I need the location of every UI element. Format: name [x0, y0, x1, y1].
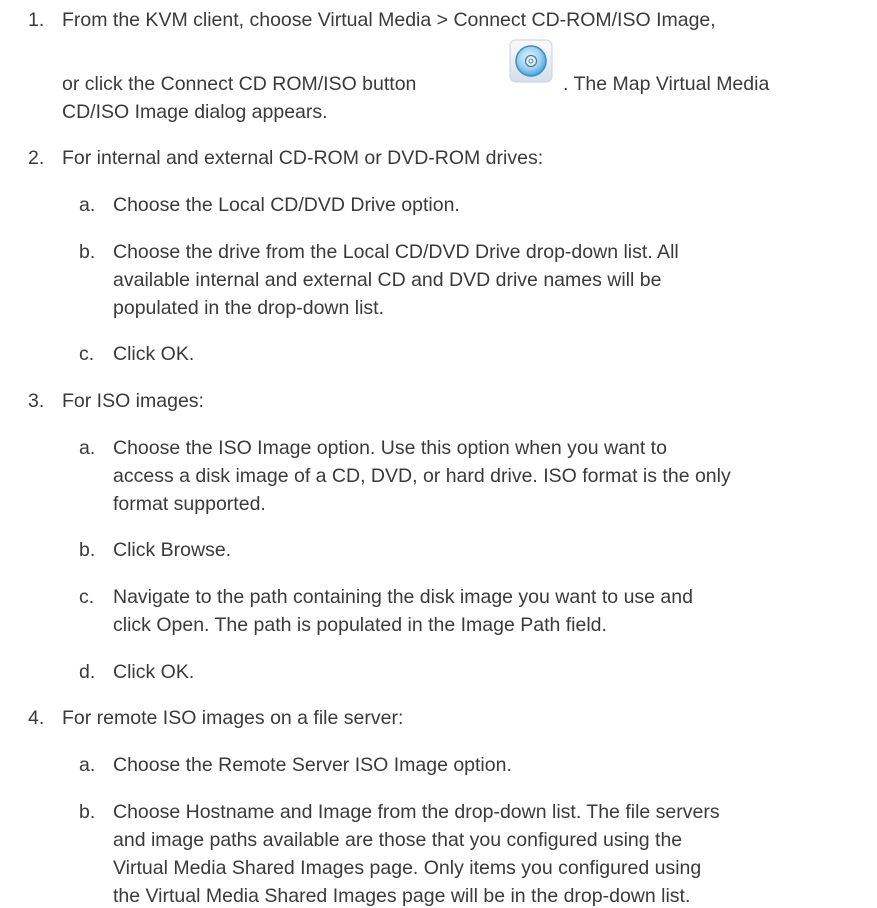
substep-text: Choose the ISO Image option. Use this op…: [113, 437, 667, 459]
substep-text: Virtual Media Shared Images page. Only i…: [113, 857, 702, 879]
substep-text: Navigate to the path containing the disk…: [113, 586, 693, 608]
substep-letter: a.: [79, 194, 96, 216]
substep-text: Choose the Local CD/DVD Drive option.: [113, 194, 460, 216]
step-text: From the KVM client, choose Virtual Medi…: [62, 9, 716, 31]
substep-letter: b.: [79, 801, 96, 823]
document-page: 1. From the KVM client, choose Virtual M…: [0, 0, 877, 907]
step-number: 3.: [28, 390, 45, 412]
substep-letter: a.: [79, 754, 96, 776]
step-text: For remote ISO images on a file server:: [62, 707, 404, 729]
substep-text: the Virtual Media Shared Images page wil…: [113, 885, 691, 907]
substep-text: and image paths available are those that…: [113, 829, 683, 851]
substep-letter: d.: [79, 661, 96, 683]
substep-text: click Open. The path is populated in the…: [113, 614, 607, 636]
step-text: CD/ISO Image dialog appears.: [62, 101, 328, 123]
step-text: For internal and external CD-ROM or DVD-…: [62, 147, 544, 169]
substep-text: Click OK.: [113, 661, 195, 683]
substep-letter: b.: [79, 539, 96, 561]
substep-text: Choose the drive from the Local CD/DVD D…: [113, 241, 679, 263]
step-number: 2.: [28, 147, 45, 169]
step-text: . The Map Virtual Media: [563, 73, 770, 95]
substep-text: available internal and external CD and D…: [113, 269, 662, 291]
substep-letter: b.: [79, 241, 96, 263]
substep-text: access a disk image of a CD, DVD, or har…: [113, 465, 731, 487]
step-text: or click the Connect CD ROM/ISO button: [62, 73, 417, 95]
substep-letter: c.: [79, 586, 95, 608]
substep-text: Click OK.: [113, 343, 195, 365]
substep-text: Choose the Remote Server ISO Image optio…: [113, 754, 512, 776]
substep-letter: a.: [79, 437, 96, 459]
substep-text: Choose Hostname and Image from the drop-…: [113, 801, 720, 823]
substep-text: format supported.: [113, 493, 266, 515]
substep-text: Click Browse.: [113, 539, 232, 561]
step-text: For ISO images:: [62, 390, 204, 412]
substep-letter: c.: [79, 343, 95, 365]
step-number: 4.: [28, 707, 45, 729]
substep-text: populated in the drop-down list.: [113, 297, 385, 319]
cd-rom-icon: [509, 39, 553, 83]
step-number: 1.: [28, 9, 45, 31]
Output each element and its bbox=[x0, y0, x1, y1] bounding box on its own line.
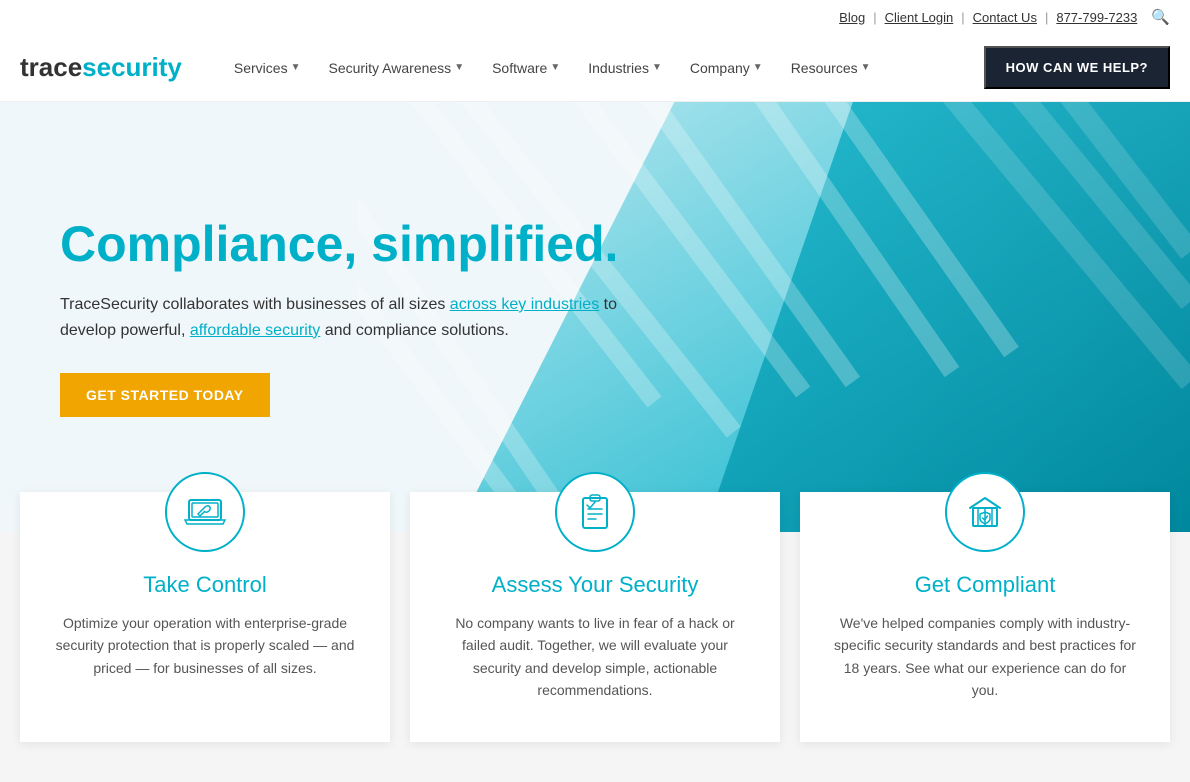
hero-title: Compliance, simplified. bbox=[60, 217, 640, 272]
take-control-title: Take Control bbox=[50, 572, 360, 598]
logo[interactable]: tracesecurity bbox=[20, 52, 182, 83]
get-compliant-icon-wrap bbox=[945, 472, 1025, 552]
logo-security: security bbox=[82, 52, 182, 82]
hero-desc-suffix: and compliance solutions. bbox=[320, 322, 509, 339]
get-compliant-desc: We've helped companies comply with indus… bbox=[830, 612, 1140, 702]
hero-section: Compliance, simplified. TraceSecurity co… bbox=[0, 102, 1190, 532]
logo-trace: trace bbox=[20, 52, 82, 82]
chevron-down-icon: ▼ bbox=[861, 62, 871, 73]
phone-link[interactable]: 877-799-7233 bbox=[1056, 10, 1137, 25]
client-login-link[interactable]: Client Login bbox=[885, 10, 954, 25]
assess-security-title: Assess Your Security bbox=[440, 572, 750, 598]
nav-item-company[interactable]: Company ▼ bbox=[678, 52, 775, 84]
contact-us-link[interactable]: Contact Us bbox=[973, 10, 1037, 25]
separator-2: | bbox=[961, 10, 964, 25]
hero-desc-prefix: TraceSecurity collaborates with business… bbox=[60, 296, 450, 313]
separator-3: | bbox=[1045, 10, 1048, 25]
separator-1: | bbox=[873, 10, 876, 25]
nav-item-security-awareness[interactable]: Security Awareness ▼ bbox=[316, 52, 476, 84]
nav-label-company: Company bbox=[690, 60, 750, 76]
nav-item-industries[interactable]: Industries ▼ bbox=[576, 52, 674, 84]
get-started-button[interactable]: GET STARTED TODAY bbox=[60, 373, 270, 417]
nav-label-services: Services bbox=[234, 60, 288, 76]
take-control-desc: Optimize your operation with enterprise-… bbox=[50, 612, 360, 679]
assess-security-desc: No company wants to live in fear of a ha… bbox=[440, 612, 750, 702]
chevron-down-icon: ▼ bbox=[652, 62, 662, 73]
building-shield-icon bbox=[963, 490, 1007, 534]
nav-label-resources: Resources bbox=[791, 60, 858, 76]
card-get-compliant: Get Compliant We've helped companies com… bbox=[800, 492, 1170, 742]
industries-link[interactable]: across key industries bbox=[450, 296, 599, 313]
take-control-icon-wrap bbox=[165, 472, 245, 552]
card-take-control: Take Control Optimize your operation wit… bbox=[20, 492, 390, 742]
chevron-down-icon: ▼ bbox=[291, 62, 301, 73]
laptop-wrench-icon bbox=[183, 490, 227, 534]
card-assess-security: Assess Your Security No company wants to… bbox=[410, 492, 780, 742]
hero-content: Compliance, simplified. TraceSecurity co… bbox=[0, 157, 680, 477]
search-icon[interactable]: 🔍 bbox=[1151, 8, 1170, 26]
how-can-we-help-button[interactable]: HOW CAN WE HELP? bbox=[984, 46, 1170, 89]
chevron-down-icon: ▼ bbox=[550, 62, 560, 73]
clipboard-check-icon bbox=[573, 490, 617, 534]
nav-item-services[interactable]: Services ▼ bbox=[222, 52, 313, 84]
nav-label-industries: Industries bbox=[588, 60, 649, 76]
nav-item-resources[interactable]: Resources ▼ bbox=[779, 52, 883, 84]
cards-section: Take Control Optimize your operation wit… bbox=[0, 532, 1190, 782]
hero-description: TraceSecurity collaborates with business… bbox=[60, 292, 640, 343]
assess-security-icon-wrap bbox=[555, 472, 635, 552]
nav-items: Services ▼ Security Awareness ▼ Software… bbox=[222, 52, 984, 84]
chevron-down-icon: ▼ bbox=[753, 62, 763, 73]
nav-label-security-awareness: Security Awareness bbox=[328, 60, 451, 76]
top-bar: Blog | Client Login | Contact Us | 877-7… bbox=[0, 0, 1190, 34]
main-nav: tracesecurity Services ▼ Security Awaren… bbox=[0, 34, 1190, 102]
blog-link[interactable]: Blog bbox=[839, 10, 865, 25]
chevron-down-icon: ▼ bbox=[454, 62, 464, 73]
get-compliant-title: Get Compliant bbox=[830, 572, 1140, 598]
nav-item-software[interactable]: Software ▼ bbox=[480, 52, 572, 84]
affordable-security-link[interactable]: affordable security bbox=[190, 322, 320, 339]
nav-label-software: Software bbox=[492, 60, 547, 76]
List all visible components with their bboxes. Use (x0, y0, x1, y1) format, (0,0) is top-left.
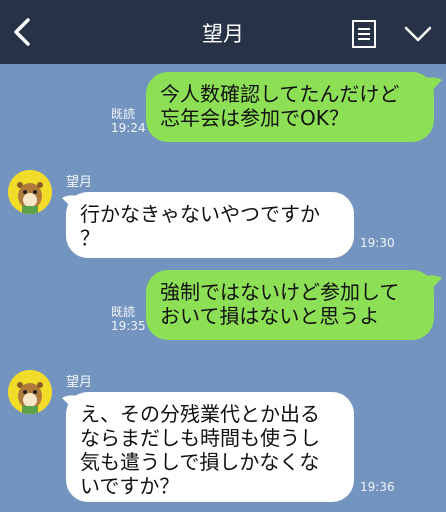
message-bubble[interactable]: 今人数確認してたんだけど 忘年会は参加でOK？ (146, 72, 434, 142)
expand-button[interactable] (398, 18, 438, 50)
read-receipt: 既読 (111, 305, 136, 319)
sender-name: 望月 (66, 375, 93, 390)
bubble-tail (424, 275, 442, 294)
chevron-down-icon (404, 26, 432, 42)
message-line: え、その分残業代とか出る (80, 402, 320, 426)
message-line: ならまだしも時間も使うし (80, 426, 320, 450)
message-line: 忘年会は参加でOK？ (160, 106, 349, 130)
hamster-avatar-icon (8, 370, 52, 414)
sender-name: 望月 (66, 175, 93, 190)
message-line: いですか？ (80, 474, 180, 498)
chat-header: 望月 (0, 0, 446, 64)
message-time: 19:24 (111, 121, 146, 135)
avatar[interactable] (8, 370, 52, 414)
message-bubble[interactable]: 強制ではないけど参加して おいて損はないと思うよ (146, 270, 434, 340)
message-line: おいて損はないと思うよ (160, 304, 380, 328)
bubble-tail (424, 77, 442, 96)
message-list[interactable]: 既読 19:24 今人数確認してたんだけど 忘年会は参加でOK？ 望月 行かなき… (0, 64, 446, 512)
hamster-avatar-icon (8, 170, 52, 214)
message-bubble[interactable]: 行かなきゃないやつですか ？ (66, 192, 354, 258)
avatar[interactable] (8, 170, 52, 214)
message-line: 今人数確認してたんだけど (160, 82, 400, 106)
message-line: 気も遣うしで損しかなくな (80, 450, 320, 474)
message-line: 強制ではないけど参加して (160, 280, 400, 304)
note-menu-button[interactable] (348, 18, 380, 50)
note-list-icon (352, 20, 376, 48)
message-time: 19:36 (360, 480, 395, 494)
read-receipt: 既読 (111, 107, 136, 121)
message-time: 19:30 (360, 236, 395, 250)
message-line: ？ (80, 226, 100, 250)
message-line: 行かなきゃないやつですか (80, 202, 320, 226)
message-time: 19:35 (111, 319, 146, 333)
message-bubble[interactable]: え、その分残業代とか出る ならまだしも時間も使うし 気も遣うしで損しかなくな い… (66, 392, 354, 502)
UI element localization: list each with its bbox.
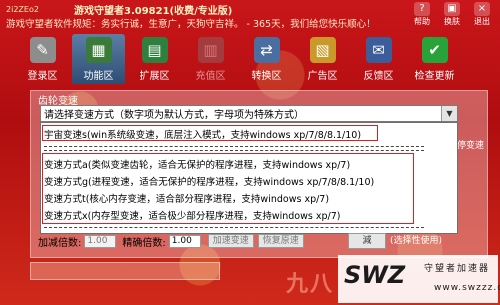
board-icon: ▤ <box>141 37 168 63</box>
accel-input[interactable]: 1.00 <box>84 234 117 248</box>
precise-label: 精确倍数: <box>122 237 166 249</box>
speed-mode-dropdown: 宇宙变速s(win系统级变速，底层注入模式，支持windows xp/7/8/8… <box>40 122 458 234</box>
skin-button[interactable]: ▣ 换肤 <box>440 2 464 27</box>
tab-extension[interactable]: ▤ 扩展区 <box>128 34 181 84</box>
help-button[interactable]: ? 帮助 <box>410 2 434 27</box>
apply-speed-button[interactable]: 加速变速 <box>207 234 254 248</box>
top-actions: ? 帮助 ▣ 换肤 × 退出 <box>410 2 494 27</box>
select-hint: (选择性使用) <box>390 236 443 246</box>
marquee-text: 游戏守望者软件规矩：务实行诚，生意广，天狗守吉祥。 - 365天，我们给您快乐顺… <box>6 19 376 30</box>
close-icon: × <box>474 2 490 16</box>
main-tabs: ✎ 登录区 ▦ 功能区 ▤ 扩展区 ▥ 充值区 ⇄ 转换区 ▧ 广告区 ✉ 反馈… <box>0 34 500 84</box>
highlight-box-top <box>42 125 378 141</box>
tab-ad[interactable]: ▧ 广告区 <box>296 34 349 84</box>
speed-mode-selected: 请选择变速方式（数字项为默认方式，字母项为特殊方式） <box>44 110 304 121</box>
dropdown-separator <box>44 150 424 151</box>
tab-ad-label: 广告区 <box>307 71 338 82</box>
dropdown-separator <box>44 227 424 228</box>
chip-icon: ▦ <box>85 37 112 63</box>
status-bar <box>30 262 220 280</box>
precise-input[interactable]: 1.00 <box>168 234 201 248</box>
tab-charge[interactable]: ▥ 充值区 <box>184 34 237 84</box>
tab-login-label: 登录区 <box>27 71 58 82</box>
watermark-logo-text: SWZ <box>344 261 406 289</box>
convert-icon: ⇄ <box>253 37 280 63</box>
window-title: 游戏守望者3.09821(收费/专业版) <box>74 5 233 17</box>
accel-label: 加减倍数: <box>38 237 82 249</box>
watermark-logo: SWZ 守望者加速器 www.swzzz.com <box>338 255 500 303</box>
exit-button[interactable]: × 退出 <box>470 2 494 27</box>
tab-function-label: 功能区 <box>83 71 114 82</box>
help-label: 帮助 <box>414 17 430 26</box>
dropdown-separator <box>44 146 424 147</box>
tab-feedback[interactable]: ✉ 反馈区 <box>352 34 405 84</box>
help-icon: ? <box>414 2 430 16</box>
skin-icon: ▣ <box>444 2 460 16</box>
multiplier-row: 加减倍数: 1.00 精确倍数: 1.00 加速变速 恢复原速 <box>38 234 304 249</box>
wallet-icon: ▥ <box>197 37 224 63</box>
tab-function[interactable]: ▦ 功能区 <box>72 34 125 84</box>
right-action-button[interactable]: 減 <box>348 233 386 249</box>
ad-icon: ▧ <box>309 37 336 63</box>
feedback-icon: ✉ <box>365 37 392 63</box>
tab-charge-label: 充值区 <box>195 71 226 82</box>
tab-update-label: 检查更新 <box>414 71 455 82</box>
watermark-chinese: 九八 <box>286 272 335 297</box>
app-window: 2i2ZEo2 游戏守望者3.09821(收费/专业版) ? 帮助 ▣ 换肤 ×… <box>0 0 500 305</box>
restore-speed-button[interactable]: 恢复原速 <box>257 234 304 248</box>
watermark-sub2: www.swzzz.com <box>434 283 500 293</box>
highlight-box-bottom <box>42 153 414 224</box>
watermark-sub1: 守望者加速器 <box>424 264 491 274</box>
check-icon: ✔ <box>421 37 448 63</box>
skin-label: 换肤 <box>444 17 460 26</box>
tab-feedback-label: 反馈区 <box>363 71 394 82</box>
tab-convert-label: 转换区 <box>251 71 282 82</box>
tab-convert[interactable]: ⇄ 转换区 <box>240 34 293 84</box>
exit-label: 退出 <box>474 17 490 26</box>
wrench-icon: ✎ <box>29 37 56 63</box>
tab-login[interactable]: ✎ 登录区 <box>16 34 69 84</box>
chevron-down-icon[interactable]: ▼ <box>441 106 457 121</box>
window-id: 2i2ZEo2 <box>6 4 39 14</box>
speed-mode-select[interactable]: 请选择变速方式（数字项为默认方式，字母项为特殊方式） ▼ <box>40 105 458 122</box>
tab-update[interactable]: ✔ 检查更新 <box>408 34 461 84</box>
tab-extension-label: 扩展区 <box>139 71 170 82</box>
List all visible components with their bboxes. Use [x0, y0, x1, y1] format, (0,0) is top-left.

-*-

▶ _WRITTEN TASK_:
Copy the lines running from the line with "substep-text: Choose the ISO" to the line with "step-text: For remote", exactly as they appear and with both ends included.

▶ _ANSWER IN FULL_:
substep-text: Choose the ISO Image option. Use this op…: [113, 437, 667, 459]
substep-text: Virtual Media Shared Images page. Only i…: [113, 857, 702, 879]
substep-text: Navigate to the path containing the disk…: [113, 586, 693, 608]
substep-letter: a.: [79, 194, 96, 216]
substep-text: Choose the Local CD/DVD Drive option.: [113, 194, 460, 216]
step-text: From the KVM client, choose Virtual Medi…: [62, 9, 716, 31]
substep-letter: b.: [79, 801, 96, 823]
document-page: 1. From the KVM client, choose Virtual M…: [0, 0, 877, 907]
step-number: 3.: [28, 390, 45, 412]
substep-letter: a.: [79, 754, 96, 776]
step-text: For remote ISO images on a file server:: [62, 707, 404, 729]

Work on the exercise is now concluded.